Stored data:
..............................

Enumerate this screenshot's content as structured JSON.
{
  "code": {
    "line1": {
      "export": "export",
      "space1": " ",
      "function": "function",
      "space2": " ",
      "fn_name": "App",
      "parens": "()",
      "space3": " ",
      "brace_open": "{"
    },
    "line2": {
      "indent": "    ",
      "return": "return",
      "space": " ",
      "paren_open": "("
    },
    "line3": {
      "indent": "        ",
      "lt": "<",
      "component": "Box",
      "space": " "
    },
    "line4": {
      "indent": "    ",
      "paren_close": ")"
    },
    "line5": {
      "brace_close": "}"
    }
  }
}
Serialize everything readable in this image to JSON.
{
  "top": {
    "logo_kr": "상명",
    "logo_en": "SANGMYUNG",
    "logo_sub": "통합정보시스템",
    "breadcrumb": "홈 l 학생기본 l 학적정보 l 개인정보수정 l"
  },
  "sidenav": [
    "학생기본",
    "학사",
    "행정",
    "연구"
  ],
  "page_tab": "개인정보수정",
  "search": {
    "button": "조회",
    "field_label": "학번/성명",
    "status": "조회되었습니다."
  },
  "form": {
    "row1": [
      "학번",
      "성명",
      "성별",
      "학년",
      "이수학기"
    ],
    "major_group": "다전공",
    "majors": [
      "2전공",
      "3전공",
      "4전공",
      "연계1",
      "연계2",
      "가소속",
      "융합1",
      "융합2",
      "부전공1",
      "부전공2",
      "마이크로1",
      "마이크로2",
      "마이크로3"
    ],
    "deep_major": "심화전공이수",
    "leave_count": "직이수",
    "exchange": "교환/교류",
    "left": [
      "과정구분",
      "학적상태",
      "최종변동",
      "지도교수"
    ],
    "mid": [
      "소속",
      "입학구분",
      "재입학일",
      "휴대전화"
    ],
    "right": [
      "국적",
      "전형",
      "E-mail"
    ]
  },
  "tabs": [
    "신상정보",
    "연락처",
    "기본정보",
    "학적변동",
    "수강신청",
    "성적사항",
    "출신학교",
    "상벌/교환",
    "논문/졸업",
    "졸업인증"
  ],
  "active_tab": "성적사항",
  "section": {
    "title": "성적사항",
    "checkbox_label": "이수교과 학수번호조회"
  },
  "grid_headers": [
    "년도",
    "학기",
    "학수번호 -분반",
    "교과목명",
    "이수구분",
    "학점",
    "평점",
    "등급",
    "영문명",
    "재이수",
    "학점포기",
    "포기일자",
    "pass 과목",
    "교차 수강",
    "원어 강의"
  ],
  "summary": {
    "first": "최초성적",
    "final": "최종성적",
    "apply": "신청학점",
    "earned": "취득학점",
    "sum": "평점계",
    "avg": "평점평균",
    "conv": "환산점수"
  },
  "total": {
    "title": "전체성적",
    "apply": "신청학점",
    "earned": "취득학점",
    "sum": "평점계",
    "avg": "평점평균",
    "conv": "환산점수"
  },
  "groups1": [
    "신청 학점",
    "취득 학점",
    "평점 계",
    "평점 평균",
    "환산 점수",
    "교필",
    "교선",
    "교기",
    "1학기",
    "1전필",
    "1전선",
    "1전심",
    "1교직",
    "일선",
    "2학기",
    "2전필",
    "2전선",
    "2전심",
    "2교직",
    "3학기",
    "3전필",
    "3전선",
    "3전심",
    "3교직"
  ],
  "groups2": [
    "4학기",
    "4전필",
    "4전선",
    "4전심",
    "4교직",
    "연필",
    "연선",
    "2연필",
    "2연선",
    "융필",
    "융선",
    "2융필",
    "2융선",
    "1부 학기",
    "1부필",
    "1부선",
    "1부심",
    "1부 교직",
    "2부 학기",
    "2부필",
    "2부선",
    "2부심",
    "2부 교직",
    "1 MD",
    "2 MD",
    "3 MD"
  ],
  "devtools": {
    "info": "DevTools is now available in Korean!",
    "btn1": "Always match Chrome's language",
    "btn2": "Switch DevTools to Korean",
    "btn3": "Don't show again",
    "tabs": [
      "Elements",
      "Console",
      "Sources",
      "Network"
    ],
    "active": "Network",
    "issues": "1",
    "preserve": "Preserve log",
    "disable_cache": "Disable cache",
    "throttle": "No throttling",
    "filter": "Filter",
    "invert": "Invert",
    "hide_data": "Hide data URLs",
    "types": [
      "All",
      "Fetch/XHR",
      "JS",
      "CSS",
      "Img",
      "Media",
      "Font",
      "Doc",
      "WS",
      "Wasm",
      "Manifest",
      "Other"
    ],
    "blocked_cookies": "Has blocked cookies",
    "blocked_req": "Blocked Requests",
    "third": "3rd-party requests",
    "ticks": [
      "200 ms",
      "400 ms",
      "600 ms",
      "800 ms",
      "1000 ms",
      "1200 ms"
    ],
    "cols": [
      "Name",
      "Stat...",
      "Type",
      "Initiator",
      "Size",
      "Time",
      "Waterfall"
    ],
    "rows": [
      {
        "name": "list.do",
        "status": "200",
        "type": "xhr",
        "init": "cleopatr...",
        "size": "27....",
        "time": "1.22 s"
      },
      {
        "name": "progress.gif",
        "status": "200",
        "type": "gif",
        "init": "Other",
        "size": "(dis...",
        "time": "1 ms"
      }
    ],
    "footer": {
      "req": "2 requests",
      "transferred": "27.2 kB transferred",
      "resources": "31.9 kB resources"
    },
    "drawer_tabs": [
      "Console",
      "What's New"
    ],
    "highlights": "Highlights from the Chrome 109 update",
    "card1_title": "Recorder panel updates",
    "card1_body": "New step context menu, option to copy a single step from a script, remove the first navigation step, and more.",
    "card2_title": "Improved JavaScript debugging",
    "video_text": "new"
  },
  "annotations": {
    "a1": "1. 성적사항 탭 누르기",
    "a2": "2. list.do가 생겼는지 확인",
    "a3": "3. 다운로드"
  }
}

..............................

Each line above that includes "학생기본" counts once; state the total and nothing more.

=== RESPONSE TO THE EXERCISE ===
2